• **Given information**:
★ ★ ★
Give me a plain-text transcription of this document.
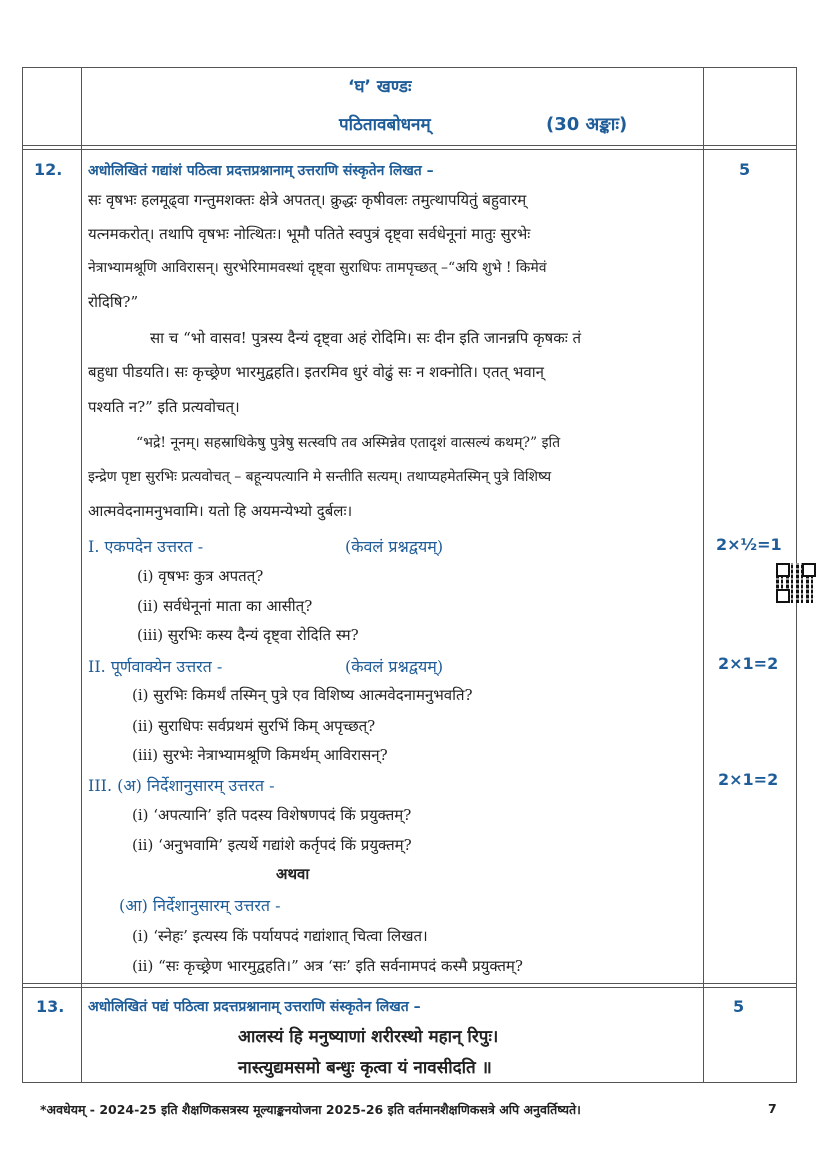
‘घ’ खण्डः
पठितावबोधनम्	(30 अङ्काः)
12. अधोलिखितं गद्यांशं पठित्वा प्रदत्तप्रश्नानाम् उत्तराणि संस्कृतेन लिखत –	5
सः वृषभः हलमूढ्वा गन्तुमशक्तः क्षेत्रे अपतत्। क्रुद्धः कृषीवलः तमुत्थापयितुं बहुवारम्
यत्नमकरोत्। तथापि वृषभः नोत्थितः। भूमौ पतिते स्वपुत्रं दृष्ट्वा सर्वधेनूनां मातुः सुरभेः
नेत्राभ्यामश्रूणि आविरासन्। सुरभेरिमामवस्थां दृष्ट्वा सुराधिपः तामपृच्छत् –“अयि शुभे ! किमेवं
रोदिषि?”
सा च “भो वासव! पुत्रस्य दैन्यं दृष्ट्वा अहं रोदिमि। सः दीन इति जानन्नपि कृषकः तं
बहुधा पीडयति। सः कृच्छ्रेण भारमुद्वहति। इतरमिव धुरं वोढुं सः न शक्नोति। एतत् भवान्
पश्यति न?” इति प्रत्यवोचत्।
“भद्रे! नूनम्। सहस्राधिकेषु पुत्रेषु सत्स्वपि तव अस्मिन्नेव एतादृशं वात्सल्यं कथम्?” इति
इन्द्रेण पृष्टा सुरभिः प्रत्यवोचत् – बहून्यपत्यानि मे सन्तीति सत्यम्। तथाप्यहमेतस्मिन् पुत्रे विशिष्य
आत्मवेदनामनुभवामि। यतो हि अयमन्येभ्यो दुर्बलः।
I. एकपदेन उत्तरत -	(केवलं प्रश्नद्वयम्)	2×½=1
(i) वृषभः कुत्र अपतत्?
(ii) सर्वधेनूनां माता का आसीत्?
(iii) सुरभिः कस्य दैन्यं दृष्ट्वा रोदिति स्म?
II. पूर्णवाक्येन उत्तरत -	(केवलं प्रश्नद्वयम्)	2×1=2
(i) सुरभिः किमर्थं तस्मिन् पुत्रे एव विशिष्य आत्मवेदनामनुभवति?
(ii) सुराधिपः सर्वप्रथमं सुरभिं किम् अपृच्छत्?
(iii) सुरभेः नेत्राभ्यामश्रूणि किमर्थम् आविरासन्?
III. (अ) निर्देशानुसारम् उत्तरत -	2×1=2
(i) ‘अपत्यानि’ इति पदस्य विशेषणपदं किं प्रयुक्तम्?
(ii) ‘अनुभवामि’ इत्यर्थे गद्यांशे कर्तृपदं किं प्रयुक्तम्?
अथवा
(आ) निर्देशानुसारम् उत्तरत -
(i) ‘स्नेहः’ इत्यस्य किं पर्यायपदं गद्यांशात् चित्वा लिखत।
(ii) “सः कृच्छ्रेण भारमुद्वहति।” अत्र ‘सः’ इति सर्वनामपदं कस्मै प्रयुक्तम्?
13. अधोलिखितं पद्यं पठित्वा प्रदत्तप्रश्नानाम् उत्तराणि संस्कृतेन लिखत –	5
आलस्यं हि मनुष्याणां शरीरस्थो महान् रिपुः।
नास्त्युद्यमसमो बन्धुः कृत्वा यं नावसीदति ॥
*अवधेयम् - 2024-25 इति शैक्षणिकसत्रस्य मूल्याङ्कनयोजना 2025-26 इति वर्तमानशैक्षणिकसत्रे अपि अनुवर्तिष्यते।	7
★ ★ ★
What is the number of lines in the listing that include the word "अपतत"? Give that number and nothing else.

• **Task solution**: 2